§ Directive
Render as a JSON list of strings, one string per line and omitting blank lines, only the section that opens with the line containing "Identify all the" and closes with the line containing "history-icon[interactable] xyxy=(349,241,367,255)", both of those lines included.

§ The records
___

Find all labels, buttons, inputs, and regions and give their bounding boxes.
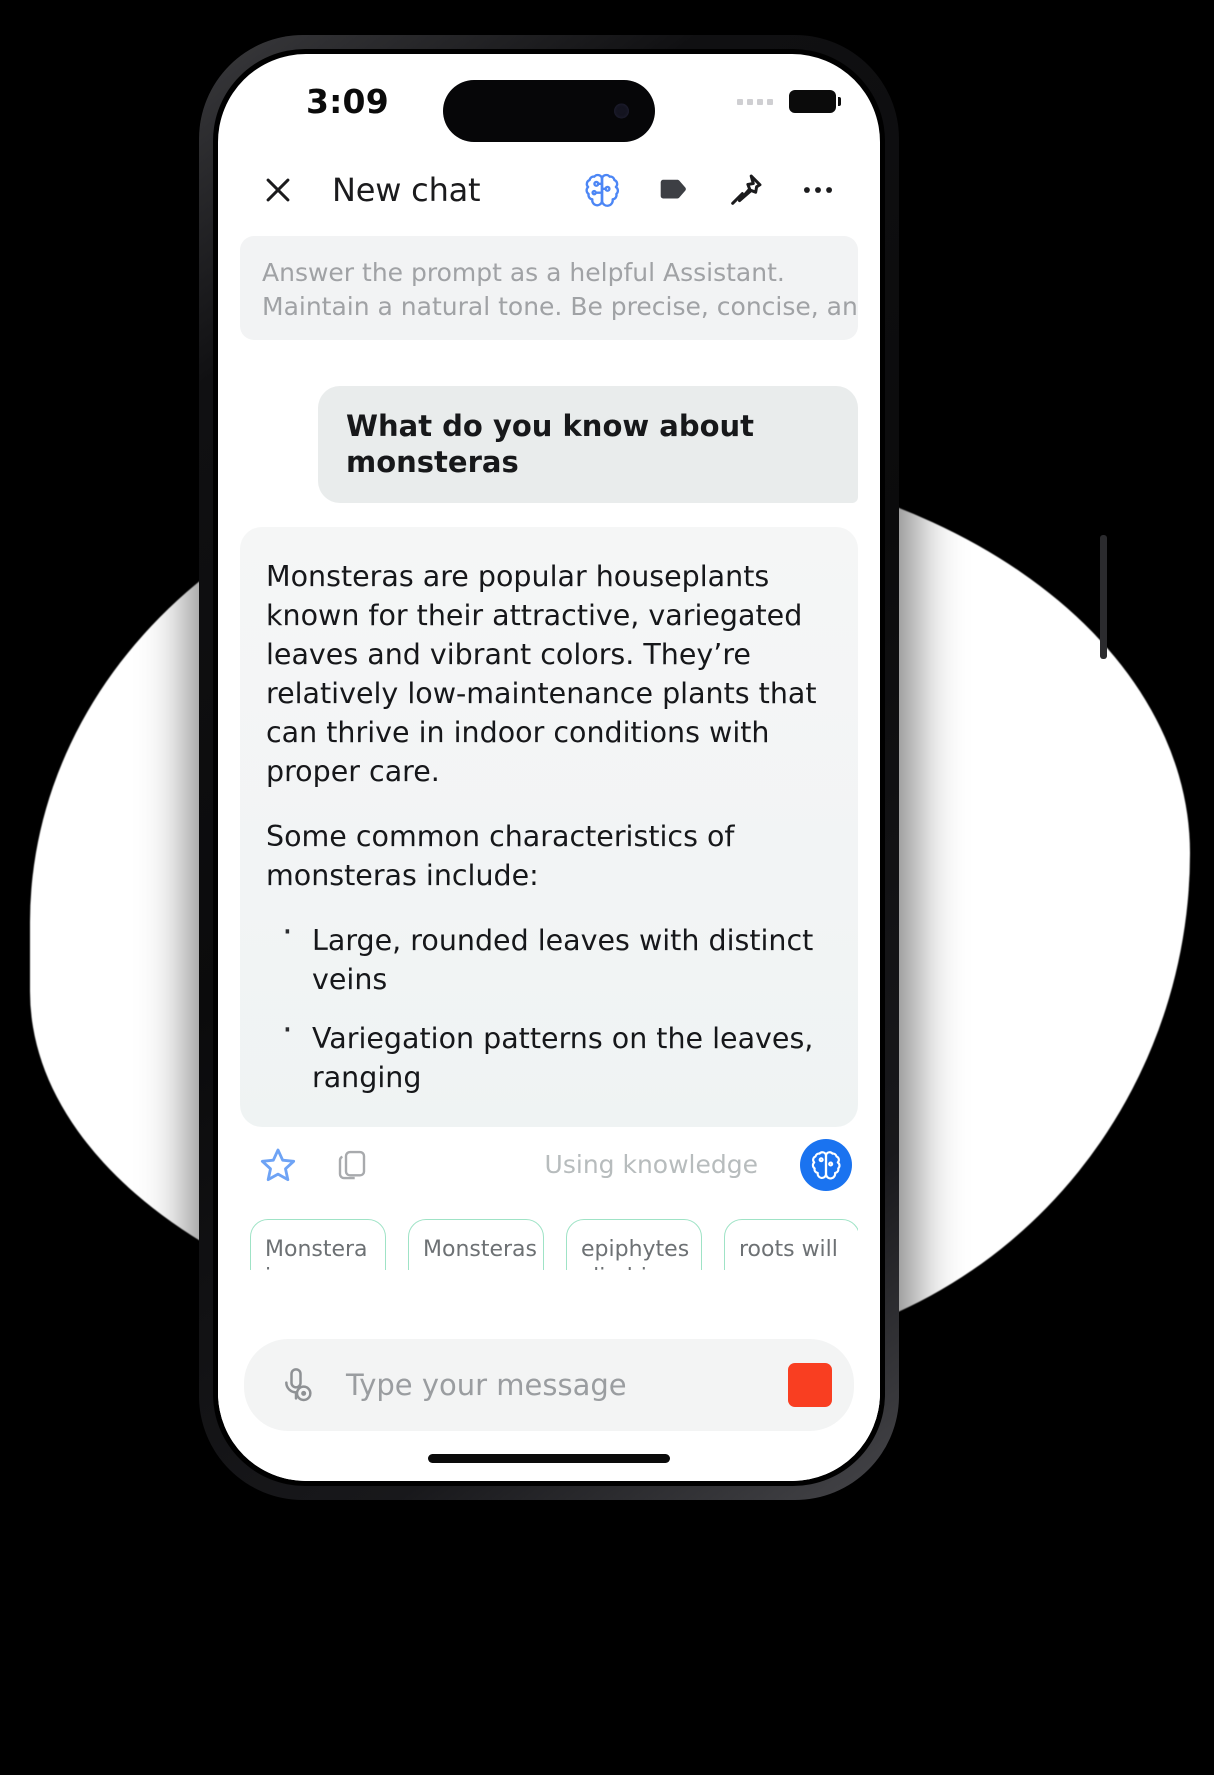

___

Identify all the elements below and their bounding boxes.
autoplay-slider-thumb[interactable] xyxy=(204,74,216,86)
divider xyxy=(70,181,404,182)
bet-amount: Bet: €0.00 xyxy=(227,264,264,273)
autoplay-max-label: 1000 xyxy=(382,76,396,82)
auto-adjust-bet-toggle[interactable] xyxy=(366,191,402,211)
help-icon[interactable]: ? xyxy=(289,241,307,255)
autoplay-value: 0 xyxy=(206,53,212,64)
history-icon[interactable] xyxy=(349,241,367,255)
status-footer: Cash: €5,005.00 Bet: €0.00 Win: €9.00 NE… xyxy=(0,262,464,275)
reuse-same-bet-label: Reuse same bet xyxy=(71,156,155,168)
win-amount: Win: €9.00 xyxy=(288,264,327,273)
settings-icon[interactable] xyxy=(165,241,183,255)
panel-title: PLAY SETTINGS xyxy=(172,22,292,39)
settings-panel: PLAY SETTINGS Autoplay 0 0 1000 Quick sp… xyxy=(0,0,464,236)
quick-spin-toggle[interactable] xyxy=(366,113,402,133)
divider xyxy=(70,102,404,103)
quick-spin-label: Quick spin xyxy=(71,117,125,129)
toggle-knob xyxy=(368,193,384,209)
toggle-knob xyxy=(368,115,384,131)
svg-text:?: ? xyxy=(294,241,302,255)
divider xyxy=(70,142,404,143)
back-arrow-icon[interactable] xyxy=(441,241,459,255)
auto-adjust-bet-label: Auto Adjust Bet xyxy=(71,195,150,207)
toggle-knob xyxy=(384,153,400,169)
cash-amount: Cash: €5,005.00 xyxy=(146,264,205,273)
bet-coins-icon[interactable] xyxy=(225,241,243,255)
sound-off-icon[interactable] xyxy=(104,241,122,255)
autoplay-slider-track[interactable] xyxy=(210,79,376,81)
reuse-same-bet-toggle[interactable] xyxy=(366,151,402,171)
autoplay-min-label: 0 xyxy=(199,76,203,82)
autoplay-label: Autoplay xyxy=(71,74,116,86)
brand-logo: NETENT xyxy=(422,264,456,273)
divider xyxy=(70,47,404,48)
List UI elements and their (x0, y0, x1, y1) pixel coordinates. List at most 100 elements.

___

§ Answer below
[
  "Identify all the elements below and their bounding boxes.",
  "autoplay-slider-thumb[interactable] xyxy=(204,74,216,86)",
  "divider xyxy=(70,181,404,182)",
  "bet-amount: Bet: €0.00 xyxy=(227,264,264,273)",
  "autoplay-max-label: 1000 xyxy=(382,76,396,82)",
  "auto-adjust-bet-toggle[interactable] xyxy=(366,191,402,211)",
  "help-icon[interactable]: ? xyxy=(289,241,307,255)",
  "autoplay-value: 0 xyxy=(206,53,212,64)",
  "history-icon[interactable] xyxy=(349,241,367,255)"
]